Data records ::
+-------+

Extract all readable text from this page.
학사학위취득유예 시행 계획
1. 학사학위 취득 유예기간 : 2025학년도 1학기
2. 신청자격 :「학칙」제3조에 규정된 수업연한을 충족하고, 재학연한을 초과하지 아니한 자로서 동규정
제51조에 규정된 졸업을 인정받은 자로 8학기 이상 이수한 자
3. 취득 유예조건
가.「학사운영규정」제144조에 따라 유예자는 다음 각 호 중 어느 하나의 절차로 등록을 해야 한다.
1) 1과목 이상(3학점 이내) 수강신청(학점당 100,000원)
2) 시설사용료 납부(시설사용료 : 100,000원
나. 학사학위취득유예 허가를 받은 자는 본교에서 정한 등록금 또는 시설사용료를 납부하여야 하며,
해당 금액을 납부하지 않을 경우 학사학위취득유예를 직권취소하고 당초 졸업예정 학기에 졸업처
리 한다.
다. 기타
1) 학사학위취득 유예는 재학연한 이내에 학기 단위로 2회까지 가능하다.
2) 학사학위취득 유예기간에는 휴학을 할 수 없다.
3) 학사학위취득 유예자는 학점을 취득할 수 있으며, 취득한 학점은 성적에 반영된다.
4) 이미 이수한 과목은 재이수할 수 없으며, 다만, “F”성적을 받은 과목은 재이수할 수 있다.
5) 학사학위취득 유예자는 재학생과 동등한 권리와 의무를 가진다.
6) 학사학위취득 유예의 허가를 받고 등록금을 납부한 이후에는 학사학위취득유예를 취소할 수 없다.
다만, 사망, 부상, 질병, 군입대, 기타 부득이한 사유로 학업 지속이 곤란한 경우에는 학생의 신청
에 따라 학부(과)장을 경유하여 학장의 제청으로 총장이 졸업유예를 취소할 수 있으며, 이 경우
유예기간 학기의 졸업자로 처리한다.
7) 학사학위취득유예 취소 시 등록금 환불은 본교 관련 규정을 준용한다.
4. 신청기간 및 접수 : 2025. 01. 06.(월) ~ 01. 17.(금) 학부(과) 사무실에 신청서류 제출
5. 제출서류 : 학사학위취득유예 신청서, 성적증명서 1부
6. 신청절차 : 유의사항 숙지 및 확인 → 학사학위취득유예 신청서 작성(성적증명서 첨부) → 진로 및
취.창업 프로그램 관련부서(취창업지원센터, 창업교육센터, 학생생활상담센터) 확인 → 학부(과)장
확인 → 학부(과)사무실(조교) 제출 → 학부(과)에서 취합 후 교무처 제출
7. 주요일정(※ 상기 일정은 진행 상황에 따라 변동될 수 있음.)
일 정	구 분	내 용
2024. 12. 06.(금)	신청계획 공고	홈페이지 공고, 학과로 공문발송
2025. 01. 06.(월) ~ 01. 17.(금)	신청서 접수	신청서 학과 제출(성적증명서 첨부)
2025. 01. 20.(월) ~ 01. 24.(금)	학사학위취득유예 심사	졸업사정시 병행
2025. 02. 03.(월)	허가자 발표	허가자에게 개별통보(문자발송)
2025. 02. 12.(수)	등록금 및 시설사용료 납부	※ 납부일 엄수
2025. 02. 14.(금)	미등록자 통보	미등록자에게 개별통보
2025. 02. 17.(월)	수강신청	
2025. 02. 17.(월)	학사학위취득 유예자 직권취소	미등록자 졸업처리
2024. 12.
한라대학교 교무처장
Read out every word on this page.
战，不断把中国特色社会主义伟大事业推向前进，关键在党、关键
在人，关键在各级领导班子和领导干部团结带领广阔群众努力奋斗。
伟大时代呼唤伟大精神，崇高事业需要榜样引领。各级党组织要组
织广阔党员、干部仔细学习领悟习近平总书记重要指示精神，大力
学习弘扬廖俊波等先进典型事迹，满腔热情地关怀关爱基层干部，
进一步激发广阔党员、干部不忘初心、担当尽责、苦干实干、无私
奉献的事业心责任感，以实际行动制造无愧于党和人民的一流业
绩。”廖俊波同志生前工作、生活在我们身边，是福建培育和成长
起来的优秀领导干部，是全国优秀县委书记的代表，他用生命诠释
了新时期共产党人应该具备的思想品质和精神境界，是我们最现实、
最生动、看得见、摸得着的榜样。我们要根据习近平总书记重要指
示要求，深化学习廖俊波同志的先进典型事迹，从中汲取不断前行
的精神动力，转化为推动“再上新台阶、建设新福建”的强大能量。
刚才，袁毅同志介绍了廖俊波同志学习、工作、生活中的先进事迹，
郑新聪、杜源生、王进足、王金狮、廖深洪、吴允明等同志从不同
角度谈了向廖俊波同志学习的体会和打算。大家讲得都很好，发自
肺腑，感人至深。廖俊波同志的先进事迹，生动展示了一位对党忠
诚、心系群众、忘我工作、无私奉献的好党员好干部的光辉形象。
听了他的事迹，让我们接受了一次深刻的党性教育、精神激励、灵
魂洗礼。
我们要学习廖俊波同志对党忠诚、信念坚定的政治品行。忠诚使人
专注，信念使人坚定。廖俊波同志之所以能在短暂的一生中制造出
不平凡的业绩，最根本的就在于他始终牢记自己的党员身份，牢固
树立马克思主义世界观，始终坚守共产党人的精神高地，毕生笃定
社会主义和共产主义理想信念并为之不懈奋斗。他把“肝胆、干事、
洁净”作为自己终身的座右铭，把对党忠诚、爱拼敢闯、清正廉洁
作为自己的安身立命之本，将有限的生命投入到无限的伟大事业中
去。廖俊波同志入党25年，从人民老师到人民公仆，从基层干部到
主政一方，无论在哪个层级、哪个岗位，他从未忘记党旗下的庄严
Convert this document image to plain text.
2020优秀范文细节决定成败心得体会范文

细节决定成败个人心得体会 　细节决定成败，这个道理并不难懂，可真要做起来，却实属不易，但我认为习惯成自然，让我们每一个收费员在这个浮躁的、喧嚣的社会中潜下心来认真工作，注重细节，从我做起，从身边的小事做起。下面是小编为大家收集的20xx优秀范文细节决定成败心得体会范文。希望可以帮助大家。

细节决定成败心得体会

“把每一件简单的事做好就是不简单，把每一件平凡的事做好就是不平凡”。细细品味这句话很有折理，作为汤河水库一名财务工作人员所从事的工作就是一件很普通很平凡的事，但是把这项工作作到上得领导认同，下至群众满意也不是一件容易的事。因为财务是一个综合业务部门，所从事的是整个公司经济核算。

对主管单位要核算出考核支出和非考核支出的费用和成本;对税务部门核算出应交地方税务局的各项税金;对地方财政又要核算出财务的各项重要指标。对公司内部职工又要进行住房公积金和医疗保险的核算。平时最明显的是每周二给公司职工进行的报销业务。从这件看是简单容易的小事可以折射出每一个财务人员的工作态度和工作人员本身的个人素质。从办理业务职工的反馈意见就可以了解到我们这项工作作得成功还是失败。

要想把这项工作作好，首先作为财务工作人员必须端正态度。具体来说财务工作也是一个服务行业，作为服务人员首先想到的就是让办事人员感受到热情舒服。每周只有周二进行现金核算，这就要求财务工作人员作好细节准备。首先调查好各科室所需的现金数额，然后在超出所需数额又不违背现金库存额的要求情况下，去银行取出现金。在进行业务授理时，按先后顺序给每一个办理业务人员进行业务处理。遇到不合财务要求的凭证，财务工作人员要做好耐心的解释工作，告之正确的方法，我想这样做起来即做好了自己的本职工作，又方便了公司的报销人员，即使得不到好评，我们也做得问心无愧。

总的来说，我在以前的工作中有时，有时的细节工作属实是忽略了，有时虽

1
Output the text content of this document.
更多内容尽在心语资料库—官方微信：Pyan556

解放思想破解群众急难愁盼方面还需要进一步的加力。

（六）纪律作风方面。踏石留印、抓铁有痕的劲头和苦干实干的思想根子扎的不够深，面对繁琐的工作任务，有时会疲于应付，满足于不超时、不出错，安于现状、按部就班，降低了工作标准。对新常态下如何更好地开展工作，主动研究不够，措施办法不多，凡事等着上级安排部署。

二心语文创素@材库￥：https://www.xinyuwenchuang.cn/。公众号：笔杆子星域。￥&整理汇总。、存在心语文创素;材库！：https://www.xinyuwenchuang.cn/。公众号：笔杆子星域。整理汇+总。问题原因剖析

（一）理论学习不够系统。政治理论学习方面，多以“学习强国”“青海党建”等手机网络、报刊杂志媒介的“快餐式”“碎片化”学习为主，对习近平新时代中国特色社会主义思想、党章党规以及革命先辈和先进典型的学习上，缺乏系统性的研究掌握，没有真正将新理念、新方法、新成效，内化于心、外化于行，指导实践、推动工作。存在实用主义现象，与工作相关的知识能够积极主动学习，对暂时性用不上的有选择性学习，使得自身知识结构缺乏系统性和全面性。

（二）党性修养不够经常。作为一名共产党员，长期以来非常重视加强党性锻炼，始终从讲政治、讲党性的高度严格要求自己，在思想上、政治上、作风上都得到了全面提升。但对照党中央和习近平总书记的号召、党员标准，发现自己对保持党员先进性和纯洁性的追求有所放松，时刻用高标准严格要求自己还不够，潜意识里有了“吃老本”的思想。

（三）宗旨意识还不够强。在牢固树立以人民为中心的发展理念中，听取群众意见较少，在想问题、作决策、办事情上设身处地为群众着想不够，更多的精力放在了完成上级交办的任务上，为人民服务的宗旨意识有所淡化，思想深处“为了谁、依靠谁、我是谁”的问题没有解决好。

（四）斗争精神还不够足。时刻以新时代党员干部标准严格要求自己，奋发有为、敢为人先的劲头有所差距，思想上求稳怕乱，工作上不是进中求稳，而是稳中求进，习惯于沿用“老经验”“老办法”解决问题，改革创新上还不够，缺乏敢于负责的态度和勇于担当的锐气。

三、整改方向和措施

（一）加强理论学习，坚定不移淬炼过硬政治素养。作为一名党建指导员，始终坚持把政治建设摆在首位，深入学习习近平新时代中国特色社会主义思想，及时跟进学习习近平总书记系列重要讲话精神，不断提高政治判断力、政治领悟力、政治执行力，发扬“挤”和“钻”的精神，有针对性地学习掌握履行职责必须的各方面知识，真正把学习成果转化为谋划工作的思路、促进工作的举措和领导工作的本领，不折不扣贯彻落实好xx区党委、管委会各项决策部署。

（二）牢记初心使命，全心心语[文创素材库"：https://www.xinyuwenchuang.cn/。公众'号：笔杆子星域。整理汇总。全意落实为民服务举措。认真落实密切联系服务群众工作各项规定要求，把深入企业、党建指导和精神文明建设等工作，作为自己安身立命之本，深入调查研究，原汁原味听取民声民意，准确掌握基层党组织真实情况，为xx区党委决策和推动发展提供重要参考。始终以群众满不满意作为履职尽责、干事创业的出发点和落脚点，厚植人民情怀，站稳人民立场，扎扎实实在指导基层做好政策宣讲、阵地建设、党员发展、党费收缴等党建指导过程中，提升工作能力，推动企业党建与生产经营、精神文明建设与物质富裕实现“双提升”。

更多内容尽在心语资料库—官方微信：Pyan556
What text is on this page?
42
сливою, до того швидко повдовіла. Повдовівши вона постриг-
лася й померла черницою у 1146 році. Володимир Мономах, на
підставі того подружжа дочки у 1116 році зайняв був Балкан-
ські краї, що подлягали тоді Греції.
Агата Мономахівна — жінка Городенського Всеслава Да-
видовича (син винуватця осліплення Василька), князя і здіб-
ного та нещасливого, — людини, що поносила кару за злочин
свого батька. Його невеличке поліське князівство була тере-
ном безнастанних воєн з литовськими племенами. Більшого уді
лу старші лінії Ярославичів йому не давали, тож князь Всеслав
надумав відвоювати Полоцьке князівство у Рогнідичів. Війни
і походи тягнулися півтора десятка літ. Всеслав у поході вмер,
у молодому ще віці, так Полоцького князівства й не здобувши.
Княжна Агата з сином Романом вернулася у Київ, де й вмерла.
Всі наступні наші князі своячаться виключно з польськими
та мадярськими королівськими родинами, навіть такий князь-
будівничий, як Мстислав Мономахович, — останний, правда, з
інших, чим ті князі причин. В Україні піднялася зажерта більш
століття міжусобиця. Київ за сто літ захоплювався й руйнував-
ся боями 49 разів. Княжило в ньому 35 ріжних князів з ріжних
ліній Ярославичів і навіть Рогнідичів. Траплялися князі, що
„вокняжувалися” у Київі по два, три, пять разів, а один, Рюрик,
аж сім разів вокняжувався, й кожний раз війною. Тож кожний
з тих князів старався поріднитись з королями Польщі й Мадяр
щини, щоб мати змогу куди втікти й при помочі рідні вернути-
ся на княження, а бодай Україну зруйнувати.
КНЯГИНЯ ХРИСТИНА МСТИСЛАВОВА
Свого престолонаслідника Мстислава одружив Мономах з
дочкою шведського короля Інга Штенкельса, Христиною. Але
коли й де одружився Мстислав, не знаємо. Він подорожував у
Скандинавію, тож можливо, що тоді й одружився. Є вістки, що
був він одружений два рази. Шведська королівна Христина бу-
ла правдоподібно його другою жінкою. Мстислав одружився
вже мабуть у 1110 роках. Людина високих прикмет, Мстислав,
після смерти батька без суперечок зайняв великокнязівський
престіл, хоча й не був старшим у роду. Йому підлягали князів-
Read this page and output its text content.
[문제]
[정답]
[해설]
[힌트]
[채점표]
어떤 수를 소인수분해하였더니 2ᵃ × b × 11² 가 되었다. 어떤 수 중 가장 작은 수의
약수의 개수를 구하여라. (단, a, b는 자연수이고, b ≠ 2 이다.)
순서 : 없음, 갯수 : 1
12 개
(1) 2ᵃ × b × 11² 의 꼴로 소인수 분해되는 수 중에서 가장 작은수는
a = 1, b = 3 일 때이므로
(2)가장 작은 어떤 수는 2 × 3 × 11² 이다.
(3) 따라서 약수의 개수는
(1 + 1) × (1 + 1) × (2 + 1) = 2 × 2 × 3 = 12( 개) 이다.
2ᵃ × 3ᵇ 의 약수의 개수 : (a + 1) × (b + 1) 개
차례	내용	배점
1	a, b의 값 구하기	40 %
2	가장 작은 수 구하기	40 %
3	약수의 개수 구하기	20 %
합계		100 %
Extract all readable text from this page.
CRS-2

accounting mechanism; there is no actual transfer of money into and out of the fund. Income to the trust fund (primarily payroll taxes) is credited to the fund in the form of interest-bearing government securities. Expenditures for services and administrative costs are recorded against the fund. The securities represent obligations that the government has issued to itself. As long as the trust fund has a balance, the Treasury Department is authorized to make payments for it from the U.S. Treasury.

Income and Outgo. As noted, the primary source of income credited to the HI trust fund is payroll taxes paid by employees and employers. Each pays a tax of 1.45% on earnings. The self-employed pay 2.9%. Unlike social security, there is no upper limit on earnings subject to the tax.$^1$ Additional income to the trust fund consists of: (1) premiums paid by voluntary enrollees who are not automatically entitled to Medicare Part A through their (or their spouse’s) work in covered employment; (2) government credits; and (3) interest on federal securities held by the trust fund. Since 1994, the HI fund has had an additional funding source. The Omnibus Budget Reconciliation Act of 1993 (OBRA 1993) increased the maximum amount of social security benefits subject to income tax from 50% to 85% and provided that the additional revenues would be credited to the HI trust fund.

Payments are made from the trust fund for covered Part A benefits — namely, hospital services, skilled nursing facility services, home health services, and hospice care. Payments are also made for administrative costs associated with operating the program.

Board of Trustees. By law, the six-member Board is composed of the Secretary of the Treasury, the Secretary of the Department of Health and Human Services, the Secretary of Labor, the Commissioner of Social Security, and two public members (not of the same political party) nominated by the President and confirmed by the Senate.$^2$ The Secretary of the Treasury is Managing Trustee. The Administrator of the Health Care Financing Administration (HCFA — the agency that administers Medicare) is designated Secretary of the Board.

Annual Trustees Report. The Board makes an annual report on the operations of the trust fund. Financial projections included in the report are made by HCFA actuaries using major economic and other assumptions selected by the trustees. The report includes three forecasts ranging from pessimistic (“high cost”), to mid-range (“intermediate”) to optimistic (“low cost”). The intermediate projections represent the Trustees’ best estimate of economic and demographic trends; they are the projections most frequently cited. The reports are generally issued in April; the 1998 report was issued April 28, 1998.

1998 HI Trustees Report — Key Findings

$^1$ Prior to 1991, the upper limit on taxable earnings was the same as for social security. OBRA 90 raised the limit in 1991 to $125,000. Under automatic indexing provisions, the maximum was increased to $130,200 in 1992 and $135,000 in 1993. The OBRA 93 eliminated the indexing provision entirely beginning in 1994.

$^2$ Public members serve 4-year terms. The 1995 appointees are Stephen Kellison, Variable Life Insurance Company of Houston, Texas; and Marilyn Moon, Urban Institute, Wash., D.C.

+-------+

The task ::
For the listing above, identify each line bearing "page".

The completed task ::
Extract all readable text from this page.
Read out every word on this page.
What text is on this page?
Read this page and output its text content.
Extract all readable text from this page.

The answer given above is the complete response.